##### Listing

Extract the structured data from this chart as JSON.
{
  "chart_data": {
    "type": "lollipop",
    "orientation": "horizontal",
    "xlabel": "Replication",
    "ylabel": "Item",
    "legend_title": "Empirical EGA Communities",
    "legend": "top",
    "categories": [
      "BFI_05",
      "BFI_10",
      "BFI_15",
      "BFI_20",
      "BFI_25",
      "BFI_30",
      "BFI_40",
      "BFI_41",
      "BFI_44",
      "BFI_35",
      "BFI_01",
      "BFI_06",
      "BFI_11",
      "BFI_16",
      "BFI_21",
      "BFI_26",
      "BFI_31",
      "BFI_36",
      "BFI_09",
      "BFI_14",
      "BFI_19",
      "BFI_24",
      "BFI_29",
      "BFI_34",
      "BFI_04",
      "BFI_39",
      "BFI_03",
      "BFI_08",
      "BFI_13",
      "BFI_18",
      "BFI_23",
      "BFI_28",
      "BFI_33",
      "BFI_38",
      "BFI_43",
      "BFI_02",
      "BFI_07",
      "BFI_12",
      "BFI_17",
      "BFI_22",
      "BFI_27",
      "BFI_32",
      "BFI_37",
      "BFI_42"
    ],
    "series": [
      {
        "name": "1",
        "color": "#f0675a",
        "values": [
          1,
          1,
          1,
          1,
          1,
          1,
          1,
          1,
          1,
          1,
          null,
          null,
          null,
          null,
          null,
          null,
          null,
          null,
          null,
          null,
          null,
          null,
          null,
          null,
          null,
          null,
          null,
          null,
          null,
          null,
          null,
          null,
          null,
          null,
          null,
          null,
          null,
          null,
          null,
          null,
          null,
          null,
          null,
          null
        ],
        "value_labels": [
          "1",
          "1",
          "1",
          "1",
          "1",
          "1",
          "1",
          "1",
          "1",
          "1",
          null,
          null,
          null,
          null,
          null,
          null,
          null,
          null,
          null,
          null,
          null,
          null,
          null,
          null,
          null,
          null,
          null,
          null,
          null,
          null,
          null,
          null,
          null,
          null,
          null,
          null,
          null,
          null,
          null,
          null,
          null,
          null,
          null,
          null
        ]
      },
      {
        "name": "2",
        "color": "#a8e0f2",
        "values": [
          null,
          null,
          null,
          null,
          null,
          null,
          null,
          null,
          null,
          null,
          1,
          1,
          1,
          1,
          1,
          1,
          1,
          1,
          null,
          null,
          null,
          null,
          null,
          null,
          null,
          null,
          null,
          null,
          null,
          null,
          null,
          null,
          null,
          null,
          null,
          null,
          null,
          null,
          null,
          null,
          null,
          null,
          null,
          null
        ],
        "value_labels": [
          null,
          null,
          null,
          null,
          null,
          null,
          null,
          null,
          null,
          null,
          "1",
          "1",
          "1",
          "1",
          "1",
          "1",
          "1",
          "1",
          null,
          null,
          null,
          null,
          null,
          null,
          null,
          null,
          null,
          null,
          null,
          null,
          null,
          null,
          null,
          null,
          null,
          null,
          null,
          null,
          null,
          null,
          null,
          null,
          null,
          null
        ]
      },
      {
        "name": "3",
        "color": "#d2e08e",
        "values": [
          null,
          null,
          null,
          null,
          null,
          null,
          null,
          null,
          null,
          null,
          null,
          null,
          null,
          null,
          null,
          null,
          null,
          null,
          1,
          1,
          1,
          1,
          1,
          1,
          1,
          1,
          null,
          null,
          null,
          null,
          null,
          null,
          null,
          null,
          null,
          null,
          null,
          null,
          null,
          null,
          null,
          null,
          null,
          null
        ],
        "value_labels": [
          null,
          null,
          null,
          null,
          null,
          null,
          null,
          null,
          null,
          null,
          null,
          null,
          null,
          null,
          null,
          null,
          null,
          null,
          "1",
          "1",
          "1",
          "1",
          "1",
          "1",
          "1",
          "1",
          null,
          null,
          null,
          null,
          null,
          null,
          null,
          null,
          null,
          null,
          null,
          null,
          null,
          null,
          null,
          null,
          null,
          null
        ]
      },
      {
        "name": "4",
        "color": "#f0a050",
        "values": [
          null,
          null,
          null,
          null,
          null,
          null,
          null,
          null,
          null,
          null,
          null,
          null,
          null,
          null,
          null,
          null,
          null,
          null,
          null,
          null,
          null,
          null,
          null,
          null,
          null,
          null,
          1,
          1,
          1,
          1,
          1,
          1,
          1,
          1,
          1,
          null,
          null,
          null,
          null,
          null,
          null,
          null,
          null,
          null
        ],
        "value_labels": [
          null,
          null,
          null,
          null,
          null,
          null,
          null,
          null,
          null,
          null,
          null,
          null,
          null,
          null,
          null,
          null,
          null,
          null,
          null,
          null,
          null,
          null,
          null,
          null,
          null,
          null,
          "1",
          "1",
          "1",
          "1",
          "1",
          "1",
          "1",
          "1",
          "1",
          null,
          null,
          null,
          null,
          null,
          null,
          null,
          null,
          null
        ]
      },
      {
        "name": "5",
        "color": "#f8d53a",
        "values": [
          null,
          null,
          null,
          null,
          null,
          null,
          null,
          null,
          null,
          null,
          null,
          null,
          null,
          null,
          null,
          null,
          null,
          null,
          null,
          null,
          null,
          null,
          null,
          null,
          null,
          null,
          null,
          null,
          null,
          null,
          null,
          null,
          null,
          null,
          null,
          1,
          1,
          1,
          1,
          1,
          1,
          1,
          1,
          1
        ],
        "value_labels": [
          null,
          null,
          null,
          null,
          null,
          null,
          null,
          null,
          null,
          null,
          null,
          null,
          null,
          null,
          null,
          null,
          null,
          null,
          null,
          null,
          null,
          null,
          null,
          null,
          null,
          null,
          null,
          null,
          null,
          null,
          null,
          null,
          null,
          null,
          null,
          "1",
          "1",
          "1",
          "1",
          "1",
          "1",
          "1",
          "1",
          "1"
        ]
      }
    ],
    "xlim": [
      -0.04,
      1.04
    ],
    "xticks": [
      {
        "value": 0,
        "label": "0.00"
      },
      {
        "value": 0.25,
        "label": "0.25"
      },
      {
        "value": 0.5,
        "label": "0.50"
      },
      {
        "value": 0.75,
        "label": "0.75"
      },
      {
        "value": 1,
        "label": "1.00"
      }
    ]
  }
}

##########

### Given problem
Reproduce each line of the material above precisely.

### Task output
Extract the structured data from this chart as JSON.
{
  "chart_data": {
    "type": "lollipop",
    "orientation": "horizontal",
    "xlabel": "Replication",
    "ylabel": "Item",
    "legend_title": "Empirical EGA Communities",
    "legend": "top",
    "categories": [
      "BFI_05",
      "BFI_10",
      "BFI_15",
      "BFI_20",
      "BFI_25",
      "BFI_30",
      "BFI_40",
      "BFI_41",
      "BFI_44",
      "BFI_35",
      "BFI_01",
      "BFI_06",
      "BFI_11",
      "BFI_16",
      "BFI_21",
      "BFI_26",
      "BFI_31",
      "BFI_36",
      "BFI_09",
      "BFI_14",
      "BFI_19",
      "BFI_24",
      "BFI_29",
      "BFI_34",
      "BFI_04",
      "BFI_39",
      "BFI_03",
      "BFI_08",
      "BFI_13",
      "BFI_18",
      "BFI_23",
      "BFI_28",
      "BFI_33",
      "BFI_38",
      "BFI_43",
      "BFI_02",
      "BFI_07",
      "BFI_12",
      "BFI_17",
      "BFI_22",
      "BFI_27",
      "BFI_32",
      "BFI_37",
      "BFI_42"
    ],
    "series": [
      {
        "name": "1",
        "color": "#f0675a",
        "values": [
          1,
          1,
          1,
          1,
          1,
          1,
          1,
          1,
          1,
          1,
          null,
          null,
          null,
          null,
          null,
          null,
          null,
          null,
          null,
          null,
          null,
          null,
          null,
          null,
          null,
          null,
          null,
          null,
          null,
          null,
          null,
          null,
          null,
          null,
          null,
          null,
          null,
          null,
          null,
          null,
          null,
          null,
          null,
          null
        ],
        "value_labels": [
          "1",
          "1",
          "1",
          "1",
          "1",
          "1",
          "1",
          "1",
          "1",
          "1",
          null,
          null,
          null,
          null,
          null,
          null,
          null,
          null,
          null,
          null,
          null,
          null,
          null,
          null,
          null,
          null,
          null,
          null,
          null,
          null,
          null,
          null,
          null,
          null,
          null,
          null,
          null,
          null,
          null,
          null,
          null,
          null,
          null,
          null
        ]
      },
      {
        "name": "2",
        "color": "#a8e0f2",
        "values": [
          null,
          null,
          null,
          null,
          null,
          null,
          null,
          null,
          null,
          null,
          1,
          1,
          1,
          1,
          1,
          1,
          1,
          1,
          null,
          null,
          null,
          null,
          null,
          null,
          null,
          null,
          null,
          null,
          null,
          null,
          null,
          null,
          null,
          null,
          null,
          null,
          null,
          null,
          null,
          null,
          null,
          null,
          null,
          null
        ],
        "value_labels": [
          null,
          null,
          null,
          null,
          null,
          null,
          null,
          null,
          null,
          null,
          "1",
          "1",
          "1",
          "1",
          "1",
          "1",
          "1",
          "1",
          null,
          null,
          null,
          null,
          null,
          null,
          null,
          null,
          null,
          null,
          null,
          null,
          null,
          null,
          null,
          null,
          null,
          null,
          null,
          null,
          null,
          null,
          null,
          null,
          null,
          null
        ]
      },
      {
        "name": "3",
        "color": "#d2e08e",
        "values": [
          null,
          null,
          null,
          null,
          null,
          null,
          null,
          null,
          null,
          null,
          null,
          null,
          null,
          null,
          null,
          null,
          null,
          null,
          1,
          1,
          1,
          1,
          1,
          1,
          1,
          1,
          null,
          null,
          null,
          null,
          null,
          null,
          null,
          null,
          null,
          null,
          null,
          null,
          null,
          null,
          null,
          null,
          null,
          null
        ],
        "value_labels": [
          null,
          null,
          null,
          null,
          null,
          null,
          null,
          null,
          null,
          null,
          null,
          null,
          null,
          null,
          null,
          null,
          null,
          null,
          "1",
          "1",
          "1",
          "1",
          "1",
          "1",
          "1",
          "1",
          null,
          null,
          null,
          null,
          null,
          null,
          null,
          null,
          null,
          null,
          null,
          null,
          null,
          null,
          null,
          null,
          null,
          null
        ]
      },
      {
        "name": "4",
        "color": "#f0a050",
        "values": [
          null,
          null,
          null,
          null,
          null,
          null,
          null,
          null,
          null,
          null,
          null,
          null,
          null,
          null,
          null,
          null,
          null,
          null,
          null,
          null,
          null,
          null,
          null,
          null,
          null,
          null,
          1,
          1,
          1,
          1,
          1,
          1,
          1,
          1,
          1,
          null,
          null,
          null,
          null,
          null,
          null,
          null,
          null,
          null
        ],
        "value_labels": [
          null,
          null,
          null,
          null,
          null,
          null,
          null,
          null,
          null,
          null,
          null,
          null,
          null,
          null,
          null,
          null,
          null,
          null,
          null,
          null,
          null,
          null,
          null,
          null,
          null,
          null,
          "1",
          "1",
          "1",
          "1",
          "1",
          "1",
          "1",
          "1",
          "1",
          null,
          null,
          null,
          null,
          null,
          null,
          null,
          null,
          null
        ]
      },
      {
        "name": "5",
        "color": "#f8d53a",
        "values": [
          null,
          null,
          null,
          null,
          null,
          null,
          null,
          null,
          null,
          null,
          null,
          null,
          null,
          null,
          null,
          null,
          null,
          null,
          null,
          null,
          null,
          null,
          null,
          null,
          null,
          null,
          null,
          null,
          null,
          null,
          null,
          null,
          null,
          null,
          null,
          1,
          1,
          1,
          1,
          1,
          1,
          1,
          1,
          1
        ],
        "value_labels": [
          null,
          null,
          null,
          null,
          null,
          null,
          null,
          null,
          null,
          null,
          null,
          null,
          null,
          null,
          null,
          null,
          null,
          null,
          null,
          null,
          null,
          null,
          null,
          null,
          null,
          null,
          null,
          null,
          null,
          null,
          null,
          null,
          null,
          null,
          null,
          "1",
          "1",
          "1",
          "1",
          "1",
          "1",
          "1",
          "1",
          "1"
        ]
      }
    ],
    "xlim": [
      -0.04,
      1.04
    ],
    "xticks": [
      {
        "value": 0,
        "label": "0.00"
      },
      {
        "value": 0.25,
        "label": "0.25"
      },
      {
        "value": 0.5,
        "label": "0.50"
      },
      {
        "value": 0.75,
        "label": "0.75"
      },
      {
        "value": 1,
        "label": "1.00"
      }
    ]
  }
}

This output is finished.